-- Data records start --

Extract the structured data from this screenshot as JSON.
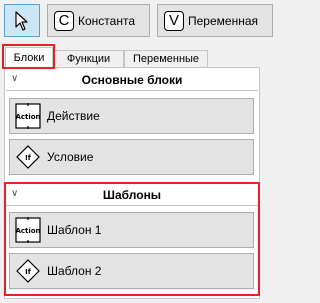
{
  "toolbar": {
    "constant_letter": "C",
    "constant_label": "Константа",
    "variable_letter": "V",
    "variable_label": "Переменная"
  },
  "tabs": [
    {
      "label": "Блоки",
      "active": true
    },
    {
      "label": "Функции",
      "active": false
    },
    {
      "label": "Переменные",
      "active": false
    }
  ],
  "sections": [
    {
      "title": "Основные блоки",
      "items": [
        {
          "label": "Действие",
          "icon_text": "Action"
        },
        {
          "label": "Условие",
          "icon_text": "If"
        }
      ]
    },
    {
      "title": "Шаблоны",
      "items": [
        {
          "label": "Шаблон 1",
          "icon_text": "Action"
        },
        {
          "label": "Шаблон 2",
          "icon_text": "If"
        }
      ]
    }
  ],
  "colors": {
    "highlight": "#e8202a",
    "pointer_bg": "#cde6f7"
  }
}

-- Data records end --

Do this: Determine how many lines of the data contain the word "title", and reply with that number only.

Task solution: 2